**What you will do:** Work out the number of lines in the listing that include the string "path". Reply with that number alone.

◆ ◆ ◆ ◆ ◆ ◆ ◆

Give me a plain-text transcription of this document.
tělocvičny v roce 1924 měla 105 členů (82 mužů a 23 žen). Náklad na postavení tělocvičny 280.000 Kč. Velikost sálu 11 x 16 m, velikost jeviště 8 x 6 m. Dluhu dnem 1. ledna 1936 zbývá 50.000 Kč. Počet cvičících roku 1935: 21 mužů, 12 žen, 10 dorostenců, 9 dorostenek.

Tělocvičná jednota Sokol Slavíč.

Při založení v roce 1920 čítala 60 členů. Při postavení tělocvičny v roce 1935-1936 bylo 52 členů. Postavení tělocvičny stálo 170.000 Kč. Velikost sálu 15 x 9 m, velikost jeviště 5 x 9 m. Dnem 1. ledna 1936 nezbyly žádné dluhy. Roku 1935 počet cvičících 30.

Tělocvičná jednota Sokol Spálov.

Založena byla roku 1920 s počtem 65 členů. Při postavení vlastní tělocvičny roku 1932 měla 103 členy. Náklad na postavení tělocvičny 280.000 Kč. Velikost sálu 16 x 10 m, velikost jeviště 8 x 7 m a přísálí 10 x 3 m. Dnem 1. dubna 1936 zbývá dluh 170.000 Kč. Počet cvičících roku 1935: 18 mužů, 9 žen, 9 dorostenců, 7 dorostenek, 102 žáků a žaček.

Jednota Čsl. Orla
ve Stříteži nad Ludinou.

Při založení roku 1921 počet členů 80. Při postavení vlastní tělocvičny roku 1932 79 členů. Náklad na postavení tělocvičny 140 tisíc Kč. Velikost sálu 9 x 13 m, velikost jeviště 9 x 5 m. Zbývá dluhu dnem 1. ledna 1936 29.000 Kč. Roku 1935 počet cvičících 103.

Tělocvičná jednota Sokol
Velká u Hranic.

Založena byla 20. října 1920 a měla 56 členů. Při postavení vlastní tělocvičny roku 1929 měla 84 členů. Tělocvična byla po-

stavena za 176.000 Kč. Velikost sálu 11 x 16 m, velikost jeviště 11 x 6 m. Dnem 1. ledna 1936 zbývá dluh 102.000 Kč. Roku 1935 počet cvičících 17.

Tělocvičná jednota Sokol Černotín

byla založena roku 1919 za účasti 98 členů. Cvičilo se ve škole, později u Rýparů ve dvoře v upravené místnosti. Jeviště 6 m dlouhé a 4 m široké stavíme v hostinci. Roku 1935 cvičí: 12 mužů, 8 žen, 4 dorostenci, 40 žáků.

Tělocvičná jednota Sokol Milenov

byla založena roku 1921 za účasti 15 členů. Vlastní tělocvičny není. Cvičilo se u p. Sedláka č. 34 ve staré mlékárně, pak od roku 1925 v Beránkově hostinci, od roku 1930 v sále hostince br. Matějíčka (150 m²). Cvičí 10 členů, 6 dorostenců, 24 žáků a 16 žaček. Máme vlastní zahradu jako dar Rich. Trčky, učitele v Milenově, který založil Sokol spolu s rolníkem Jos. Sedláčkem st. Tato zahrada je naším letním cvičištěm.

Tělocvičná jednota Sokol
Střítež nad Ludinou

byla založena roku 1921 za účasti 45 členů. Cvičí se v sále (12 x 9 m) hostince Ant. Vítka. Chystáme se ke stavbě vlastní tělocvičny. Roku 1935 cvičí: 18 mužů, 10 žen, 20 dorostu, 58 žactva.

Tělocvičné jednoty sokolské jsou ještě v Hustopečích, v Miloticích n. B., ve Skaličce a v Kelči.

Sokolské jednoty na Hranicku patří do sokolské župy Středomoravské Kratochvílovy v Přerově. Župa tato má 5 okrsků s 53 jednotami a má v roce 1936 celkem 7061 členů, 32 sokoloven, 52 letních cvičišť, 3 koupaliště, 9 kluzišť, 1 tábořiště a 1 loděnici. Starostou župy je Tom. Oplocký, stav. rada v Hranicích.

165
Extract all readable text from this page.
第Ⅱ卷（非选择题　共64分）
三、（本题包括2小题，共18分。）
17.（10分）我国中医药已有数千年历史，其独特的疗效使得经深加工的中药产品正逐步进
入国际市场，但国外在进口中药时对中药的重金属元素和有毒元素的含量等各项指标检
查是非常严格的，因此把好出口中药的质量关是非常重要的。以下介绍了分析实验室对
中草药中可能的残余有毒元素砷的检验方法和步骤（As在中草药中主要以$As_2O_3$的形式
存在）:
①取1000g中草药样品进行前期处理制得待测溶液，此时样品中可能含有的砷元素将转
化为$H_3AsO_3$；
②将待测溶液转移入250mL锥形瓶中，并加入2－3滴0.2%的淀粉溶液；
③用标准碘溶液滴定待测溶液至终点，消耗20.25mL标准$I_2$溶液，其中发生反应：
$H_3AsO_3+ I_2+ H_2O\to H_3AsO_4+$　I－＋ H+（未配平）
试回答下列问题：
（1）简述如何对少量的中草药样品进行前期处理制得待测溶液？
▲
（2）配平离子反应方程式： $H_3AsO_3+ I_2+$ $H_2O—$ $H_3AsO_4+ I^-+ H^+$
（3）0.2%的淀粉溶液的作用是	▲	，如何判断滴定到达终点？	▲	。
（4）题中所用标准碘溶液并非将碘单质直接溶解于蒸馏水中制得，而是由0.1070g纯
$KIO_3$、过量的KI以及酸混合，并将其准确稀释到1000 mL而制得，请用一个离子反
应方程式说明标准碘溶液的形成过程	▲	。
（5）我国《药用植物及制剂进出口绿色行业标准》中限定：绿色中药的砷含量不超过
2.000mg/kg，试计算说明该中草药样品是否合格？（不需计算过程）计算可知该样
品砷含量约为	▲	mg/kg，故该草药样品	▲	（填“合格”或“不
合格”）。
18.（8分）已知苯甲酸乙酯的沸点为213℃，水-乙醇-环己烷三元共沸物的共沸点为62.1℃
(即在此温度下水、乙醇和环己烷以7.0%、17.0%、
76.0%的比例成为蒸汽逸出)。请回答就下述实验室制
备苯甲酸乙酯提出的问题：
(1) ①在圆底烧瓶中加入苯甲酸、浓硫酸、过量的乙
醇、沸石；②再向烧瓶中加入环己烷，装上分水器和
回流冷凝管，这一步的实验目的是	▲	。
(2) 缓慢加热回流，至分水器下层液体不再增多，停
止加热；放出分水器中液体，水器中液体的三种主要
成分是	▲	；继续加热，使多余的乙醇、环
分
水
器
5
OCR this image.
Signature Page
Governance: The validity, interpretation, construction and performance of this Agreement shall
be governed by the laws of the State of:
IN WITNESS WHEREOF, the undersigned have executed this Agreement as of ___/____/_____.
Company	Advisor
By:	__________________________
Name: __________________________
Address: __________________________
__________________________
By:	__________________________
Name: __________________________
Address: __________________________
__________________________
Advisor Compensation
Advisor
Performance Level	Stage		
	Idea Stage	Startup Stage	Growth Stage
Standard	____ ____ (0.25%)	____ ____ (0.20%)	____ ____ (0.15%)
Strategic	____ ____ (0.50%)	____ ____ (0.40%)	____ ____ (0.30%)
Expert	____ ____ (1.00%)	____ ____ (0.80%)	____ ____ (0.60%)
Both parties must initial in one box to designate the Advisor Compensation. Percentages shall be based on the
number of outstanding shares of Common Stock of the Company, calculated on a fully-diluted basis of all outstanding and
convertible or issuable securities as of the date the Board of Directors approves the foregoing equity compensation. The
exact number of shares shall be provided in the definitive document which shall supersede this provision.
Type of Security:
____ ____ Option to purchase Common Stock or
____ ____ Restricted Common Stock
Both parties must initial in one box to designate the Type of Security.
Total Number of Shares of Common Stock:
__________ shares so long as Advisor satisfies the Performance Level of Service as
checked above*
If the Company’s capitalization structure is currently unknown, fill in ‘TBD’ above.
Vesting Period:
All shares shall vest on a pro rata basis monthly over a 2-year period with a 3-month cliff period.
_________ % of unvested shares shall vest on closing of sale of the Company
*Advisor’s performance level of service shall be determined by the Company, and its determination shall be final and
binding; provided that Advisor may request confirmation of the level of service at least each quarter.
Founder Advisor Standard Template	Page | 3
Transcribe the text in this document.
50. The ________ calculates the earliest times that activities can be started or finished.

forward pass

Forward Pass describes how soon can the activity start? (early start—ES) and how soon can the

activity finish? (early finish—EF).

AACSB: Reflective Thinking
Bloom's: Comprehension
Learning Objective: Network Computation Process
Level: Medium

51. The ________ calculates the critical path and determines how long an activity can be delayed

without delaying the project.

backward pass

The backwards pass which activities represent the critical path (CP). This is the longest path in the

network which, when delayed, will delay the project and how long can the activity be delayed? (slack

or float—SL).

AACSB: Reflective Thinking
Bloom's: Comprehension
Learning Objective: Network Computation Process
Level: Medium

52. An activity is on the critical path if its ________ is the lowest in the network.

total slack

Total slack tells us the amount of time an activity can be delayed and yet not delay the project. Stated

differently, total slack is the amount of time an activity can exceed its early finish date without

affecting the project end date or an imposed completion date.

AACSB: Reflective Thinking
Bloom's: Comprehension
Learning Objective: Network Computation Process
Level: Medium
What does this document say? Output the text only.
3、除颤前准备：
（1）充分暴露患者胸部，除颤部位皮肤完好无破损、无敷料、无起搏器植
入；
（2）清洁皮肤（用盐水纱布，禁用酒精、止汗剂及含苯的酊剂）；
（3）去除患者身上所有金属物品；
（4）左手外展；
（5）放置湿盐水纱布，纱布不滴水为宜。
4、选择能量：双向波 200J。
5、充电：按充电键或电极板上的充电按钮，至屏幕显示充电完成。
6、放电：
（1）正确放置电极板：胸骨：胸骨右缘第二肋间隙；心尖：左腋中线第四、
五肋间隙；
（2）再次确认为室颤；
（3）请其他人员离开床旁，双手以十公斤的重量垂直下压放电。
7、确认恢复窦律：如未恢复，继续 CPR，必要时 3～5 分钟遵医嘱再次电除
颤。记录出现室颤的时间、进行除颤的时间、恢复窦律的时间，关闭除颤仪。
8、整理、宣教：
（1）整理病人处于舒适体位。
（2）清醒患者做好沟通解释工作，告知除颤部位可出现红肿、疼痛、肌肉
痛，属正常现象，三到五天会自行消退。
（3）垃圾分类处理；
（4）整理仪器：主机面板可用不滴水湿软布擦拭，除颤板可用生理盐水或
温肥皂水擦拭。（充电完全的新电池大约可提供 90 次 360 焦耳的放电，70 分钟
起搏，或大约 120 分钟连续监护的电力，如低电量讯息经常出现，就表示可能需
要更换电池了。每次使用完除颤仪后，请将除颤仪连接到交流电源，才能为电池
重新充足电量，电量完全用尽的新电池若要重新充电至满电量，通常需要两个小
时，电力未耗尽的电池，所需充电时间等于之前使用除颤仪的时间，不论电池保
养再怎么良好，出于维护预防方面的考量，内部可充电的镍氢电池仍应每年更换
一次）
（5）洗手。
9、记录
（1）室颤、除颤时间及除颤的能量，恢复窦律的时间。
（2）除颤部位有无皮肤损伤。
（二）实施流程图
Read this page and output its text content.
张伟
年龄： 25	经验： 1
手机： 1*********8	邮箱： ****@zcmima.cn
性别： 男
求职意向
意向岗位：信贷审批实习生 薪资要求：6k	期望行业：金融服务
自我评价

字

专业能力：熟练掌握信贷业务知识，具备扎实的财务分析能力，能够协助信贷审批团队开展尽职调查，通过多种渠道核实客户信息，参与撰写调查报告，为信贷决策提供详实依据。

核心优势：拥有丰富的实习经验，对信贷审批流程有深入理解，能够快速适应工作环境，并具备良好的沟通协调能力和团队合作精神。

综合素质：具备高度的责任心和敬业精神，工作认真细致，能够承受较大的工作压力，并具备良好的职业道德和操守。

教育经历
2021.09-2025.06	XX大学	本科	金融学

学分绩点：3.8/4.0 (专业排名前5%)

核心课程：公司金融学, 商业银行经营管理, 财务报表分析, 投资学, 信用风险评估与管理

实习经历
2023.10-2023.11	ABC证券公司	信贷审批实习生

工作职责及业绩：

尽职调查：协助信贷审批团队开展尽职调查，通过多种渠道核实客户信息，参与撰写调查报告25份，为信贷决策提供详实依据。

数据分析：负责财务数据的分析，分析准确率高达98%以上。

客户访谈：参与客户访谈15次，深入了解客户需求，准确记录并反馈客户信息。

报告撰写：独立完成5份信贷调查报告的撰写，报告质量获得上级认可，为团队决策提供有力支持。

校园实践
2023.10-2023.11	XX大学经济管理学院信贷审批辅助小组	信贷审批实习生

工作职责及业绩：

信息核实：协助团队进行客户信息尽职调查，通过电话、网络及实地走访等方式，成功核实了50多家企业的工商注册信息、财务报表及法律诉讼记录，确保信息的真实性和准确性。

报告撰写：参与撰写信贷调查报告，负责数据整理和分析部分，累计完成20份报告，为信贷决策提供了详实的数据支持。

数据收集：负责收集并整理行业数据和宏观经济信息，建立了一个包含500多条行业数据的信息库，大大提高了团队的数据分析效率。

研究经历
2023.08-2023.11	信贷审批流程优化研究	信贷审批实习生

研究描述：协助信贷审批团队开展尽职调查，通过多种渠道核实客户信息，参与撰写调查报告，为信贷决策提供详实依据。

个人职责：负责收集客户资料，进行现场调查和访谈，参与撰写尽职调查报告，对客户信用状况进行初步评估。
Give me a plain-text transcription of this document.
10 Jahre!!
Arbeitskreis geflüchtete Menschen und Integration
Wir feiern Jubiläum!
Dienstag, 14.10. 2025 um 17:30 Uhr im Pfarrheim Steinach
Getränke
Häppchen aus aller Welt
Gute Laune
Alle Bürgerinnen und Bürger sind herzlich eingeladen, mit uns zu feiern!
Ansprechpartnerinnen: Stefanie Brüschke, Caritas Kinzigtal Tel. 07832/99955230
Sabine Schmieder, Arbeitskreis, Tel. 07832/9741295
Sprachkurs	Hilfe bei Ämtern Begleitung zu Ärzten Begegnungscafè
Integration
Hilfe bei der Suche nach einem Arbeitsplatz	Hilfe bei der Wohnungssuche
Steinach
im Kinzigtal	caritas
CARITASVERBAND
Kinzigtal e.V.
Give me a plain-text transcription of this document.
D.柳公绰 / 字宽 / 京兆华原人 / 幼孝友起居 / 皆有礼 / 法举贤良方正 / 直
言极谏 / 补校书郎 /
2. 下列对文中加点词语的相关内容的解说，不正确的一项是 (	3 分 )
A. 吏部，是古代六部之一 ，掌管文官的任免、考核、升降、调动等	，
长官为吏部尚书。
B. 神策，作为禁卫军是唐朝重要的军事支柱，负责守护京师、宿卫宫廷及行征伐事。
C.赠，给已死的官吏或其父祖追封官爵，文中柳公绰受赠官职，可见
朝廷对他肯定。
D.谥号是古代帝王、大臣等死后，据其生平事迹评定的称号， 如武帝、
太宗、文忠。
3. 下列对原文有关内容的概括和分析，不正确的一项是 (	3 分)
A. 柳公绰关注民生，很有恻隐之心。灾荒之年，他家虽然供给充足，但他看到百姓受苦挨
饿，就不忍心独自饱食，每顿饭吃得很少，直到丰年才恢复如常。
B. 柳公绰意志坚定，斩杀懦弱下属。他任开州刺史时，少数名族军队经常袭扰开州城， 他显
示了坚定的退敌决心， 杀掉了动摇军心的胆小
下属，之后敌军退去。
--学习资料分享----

◆ ◆ ◆ ◆ ◆ ◆ ◆

**The reply:** 3